Copy everything in the data below exactly except the pictures.

>>

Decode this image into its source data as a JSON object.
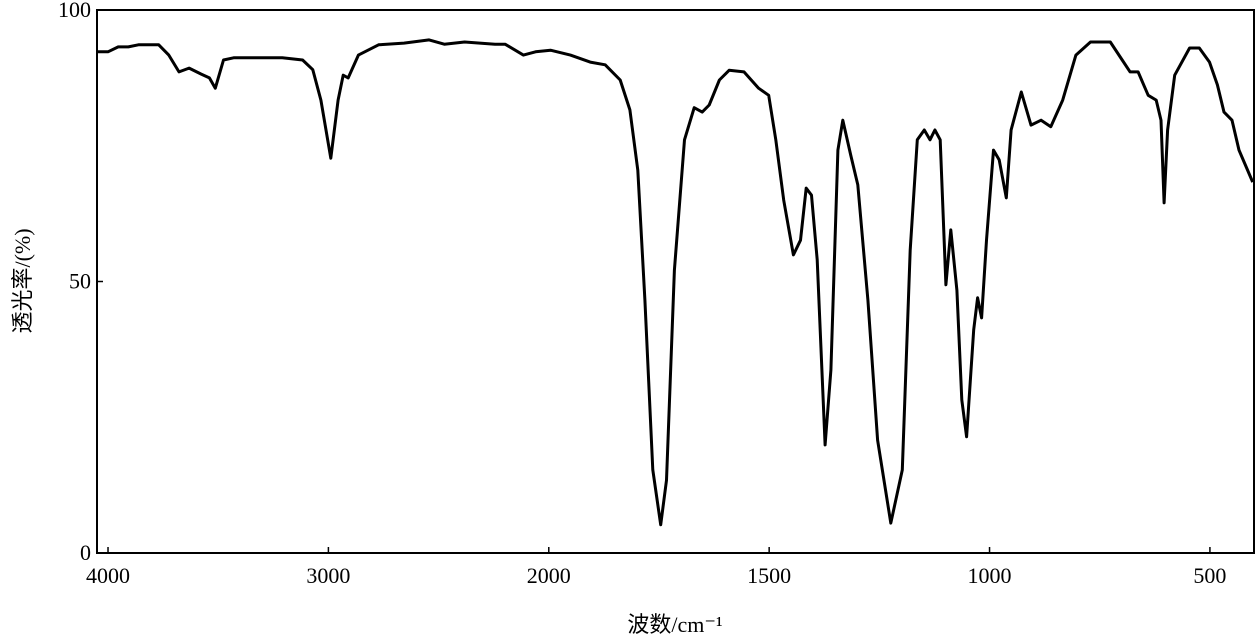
{
  "chart_data": {
    "type": "line",
    "x_label": "波数/cm⁻¹",
    "y_label": "透光率/(%)",
    "x_scale_break": 2000,
    "xlim": [
      4050,
      400
    ],
    "ylim": [
      0,
      100
    ],
    "xticks": [
      4000,
      3000,
      2000,
      1500,
      1000,
      500
    ],
    "yticks": [
      0,
      50,
      100
    ],
    "grid": false,
    "series": [
      {
        "color": "#000000",
        "x": [
          4050,
          4000,
          3954,
          3908,
          3862,
          3770,
          3724,
          3678,
          3632,
          3577,
          3540,
          3513,
          3476,
          3430,
          3209,
          3117,
          3071,
          3034,
          2989,
          2956,
          2933,
          2910,
          2864,
          2772,
          2657,
          2543,
          2474,
          2382,
          2244,
          2198,
          2115,
          2060,
          1996,
          1951,
          1906,
          1872,
          1838,
          1816,
          1798,
          1782,
          1764,
          1746,
          1733,
          1715,
          1692,
          1670,
          1652,
          1636,
          1613,
          1591,
          1557,
          1524,
          1501,
          1485,
          1467,
          1445,
          1429,
          1416,
          1404,
          1391,
          1373,
          1360,
          1344,
          1333,
          1315,
          1299,
          1276,
          1254,
          1224,
          1198,
          1180,
          1164,
          1148,
          1135,
          1124,
          1112,
          1099,
          1088,
          1074,
          1063,
          1052,
          1036,
          1027,
          1018,
          1007,
          991,
          978,
          962,
          951,
          928,
          906,
          883,
          861,
          834,
          804,
          771,
          726,
          699,
          681,
          663,
          640,
          622,
          611,
          604,
          596,
          580,
          546,
          524,
          501,
          483,
          468,
          450,
          434,
          403
        ],
        "values": [
          92.3,
          92.3,
          93.2,
          93.2,
          93.6,
          93.6,
          91.7,
          88.6,
          89.3,
          88.2,
          87.5,
          85.6,
          90.8,
          91.2,
          91.2,
          90.8,
          89.0,
          83.4,
          72.7,
          83.4,
          88.0,
          87.5,
          91.7,
          93.6,
          93.9,
          94.5,
          93.7,
          94.1,
          93.7,
          93.7,
          91.7,
          92.3,
          92.6,
          91.7,
          90.4,
          89.9,
          87.1,
          81.6,
          70.5,
          46.6,
          15.3,
          5.2,
          13.4,
          52.1,
          76.1,
          82.0,
          81.2,
          82.5,
          87.1,
          88.9,
          88.6,
          85.6,
          84.3,
          76.1,
          65.0,
          54.9,
          57.6,
          67.2,
          65.9,
          54.0,
          19.9,
          33.7,
          74.2,
          79.7,
          73.3,
          67.8,
          46.6,
          20.8,
          5.5,
          15.3,
          55.8,
          76.1,
          77.9,
          76.1,
          77.9,
          76.1,
          49.4,
          59.5,
          48.4,
          28.2,
          21.4,
          41.1,
          47.0,
          43.3,
          57.6,
          74.2,
          72.4,
          65.4,
          77.9,
          84.9,
          78.8,
          79.7,
          78.5,
          83.4,
          91.7,
          94.1,
          94.1,
          90.8,
          88.6,
          88.6,
          84.3,
          83.4,
          79.7,
          64.5,
          77.9,
          88.0,
          93.0,
          93.0,
          90.4,
          86.2,
          81.2,
          79.7,
          74.2,
          68.3
        ]
      }
    ]
  }
}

<<

◆ Result below:
Decode this image into its source data as a JSON object.
{
  "chart_data": {
    "type": "line",
    "x_label": "波数/cm⁻¹",
    "y_label": "透光率/(%)",
    "x_scale_break": 2000,
    "xlim": [
      4050,
      400
    ],
    "ylim": [
      0,
      100
    ],
    "xticks": [
      4000,
      3000,
      2000,
      1500,
      1000,
      500
    ],
    "yticks": [
      0,
      50,
      100
    ],
    "grid": false,
    "series": [
      {
        "color": "#000000",
        "x": [
          4050,
          4000,
          3954,
          3908,
          3862,
          3770,
          3724,
          3678,
          3632,
          3577,
          3540,
          3513,
          3476,
          3430,
          3209,
          3117,
          3071,
          3034,
          2989,
          2956,
          2933,
          2910,
          2864,
          2772,
          2657,
          2543,
          2474,
          2382,
          2244,
          2198,
          2115,
          2060,
          1996,
          1951,
          1906,
          1872,
          1838,
          1816,
          1798,
          1782,
          1764,
          1746,
          1733,
          1715,
          1692,
          1670,
          1652,
          1636,
          1613,
          1591,
          1557,
          1524,
          1501,
          1485,
          1467,
          1445,
          1429,
          1416,
          1404,
          1391,
          1373,
          1360,
          1344,
          1333,
          1315,
          1299,
          1276,
          1254,
          1224,
          1198,
          1180,
          1164,
          1148,
          1135,
          1124,
          1112,
          1099,
          1088,
          1074,
          1063,
          1052,
          1036,
          1027,
          1018,
          1007,
          991,
          978,
          962,
          951,
          928,
          906,
          883,
          861,
          834,
          804,
          771,
          726,
          699,
          681,
          663,
          640,
          622,
          611,
          604,
          596,
          580,
          546,
          524,
          501,
          483,
          468,
          450,
          434,
          403
        ],
        "values": [
          92.3,
          92.3,
          93.2,
          93.2,
          93.6,
          93.6,
          91.7,
          88.6,
          89.3,
          88.2,
          87.5,
          85.6,
          90.8,
          91.2,
          91.2,
          90.8,
          89.0,
          83.4,
          72.7,
          83.4,
          88.0,
          87.5,
          91.7,
          93.6,
          93.9,
          94.5,
          93.7,
          94.1,
          93.7,
          93.7,
          91.7,
          92.3,
          92.6,
          91.7,
          90.4,
          89.9,
          87.1,
          81.6,
          70.5,
          46.6,
          15.3,
          5.2,
          13.4,
          52.1,
          76.1,
          82.0,
          81.2,
          82.5,
          87.1,
          88.9,
          88.6,
          85.6,
          84.3,
          76.1,
          65.0,
          54.9,
          57.6,
          67.2,
          65.9,
          54.0,
          19.9,
          33.7,
          74.2,
          79.7,
          73.3,
          67.8,
          46.6,
          20.8,
          5.5,
          15.3,
          55.8,
          76.1,
          77.9,
          76.1,
          77.9,
          76.1,
          49.4,
          59.5,
          48.4,
          28.2,
          21.4,
          41.1,
          47.0,
          43.3,
          57.6,
          74.2,
          72.4,
          65.4,
          77.9,
          84.9,
          78.8,
          79.7,
          78.5,
          83.4,
          91.7,
          94.1,
          94.1,
          90.8,
          88.6,
          88.6,
          84.3,
          83.4,
          79.7,
          64.5,
          77.9,
          88.0,
          93.0,
          93.0,
          90.4,
          86.2,
          81.2,
          79.7,
          74.2,
          68.3
        ]
      }
    ]
  }
}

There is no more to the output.